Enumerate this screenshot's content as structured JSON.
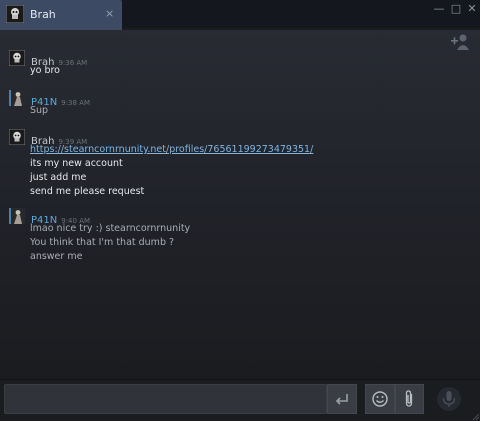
{
  "window": {
    "tab_name": "Brah",
    "tab_close": "×",
    "controls": {
      "minimize": "—",
      "maximize": "□",
      "close": "✕"
    }
  },
  "colors": {
    "self_name": "#5aa9d6",
    "friend_name": "#c6c8cc",
    "link": "#7fb4e0"
  },
  "messages": [
    {
      "author": "Brah",
      "time": "9:36 AM",
      "avatar": "skull-avatar",
      "lines": [
        "yo bro"
      ]
    },
    {
      "author": "P41N",
      "time": "9:38 AM",
      "avatar": "figure-avatar",
      "lines": [
        "Sup"
      ]
    },
    {
      "author": "Brah",
      "time": "9:39 AM",
      "avatar": "skull-avatar",
      "link": "https://stearncornrnunity.net/profiles/76561199273479351/",
      "lines": [
        "its my new account",
        "just add me",
        "send me please request"
      ]
    },
    {
      "author": "P41N",
      "time": "9:40 AM",
      "avatar": "figure-avatar",
      "lines": [
        "lmao nice try :) stearncornrnunity",
        "You think that I'm that dumb ?",
        "answer me"
      ]
    }
  ],
  "composer": {
    "value": "",
    "icons": {
      "send": "enter-arrow-icon",
      "emoji": "smiley-icon",
      "attach": "paperclip-icon",
      "voice": "microphone-icon",
      "add_user": "add-user-icon"
    }
  }
}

━━━━━━

## Work to do
Copy the listing in full and without alteration, omitting every picture.

## Exercise answer
Enumerate this screenshot's content as structured JSON.
{
  "window": {
    "tab_name": "Brah",
    "tab_close": "×",
    "controls": {
      "minimize": "—",
      "maximize": "□",
      "close": "✕"
    }
  },
  "colors": {
    "self_name": "#5aa9d6",
    "friend_name": "#c6c8cc",
    "link": "#7fb4e0"
  },
  "messages": [
    {
      "author": "Brah",
      "time": "9:36 AM",
      "avatar": "skull-avatar",
      "lines": [
        "yo bro"
      ]
    },
    {
      "author": "P41N",
      "time": "9:38 AM",
      "avatar": "figure-avatar",
      "lines": [
        "Sup"
      ]
    },
    {
      "author": "Brah",
      "time": "9:39 AM",
      "avatar": "skull-avatar",
      "link": "https://stearncornrnunity.net/profiles/76561199273479351/",
      "lines": [
        "its my new account",
        "just add me",
        "send me please request"
      ]
    },
    {
      "author": "P41N",
      "time": "9:40 AM",
      "avatar": "figure-avatar",
      "lines": [
        "lmao nice try :) stearncornrnunity",
        "You think that I'm that dumb ?",
        "answer me"
      ]
    }
  ],
  "composer": {
    "value": "",
    "icons": {
      "send": "enter-arrow-icon",
      "emoji": "smiley-icon",
      "attach": "paperclip-icon",
      "voice": "microphone-icon",
      "add_user": "add-user-icon"
    }
  }
}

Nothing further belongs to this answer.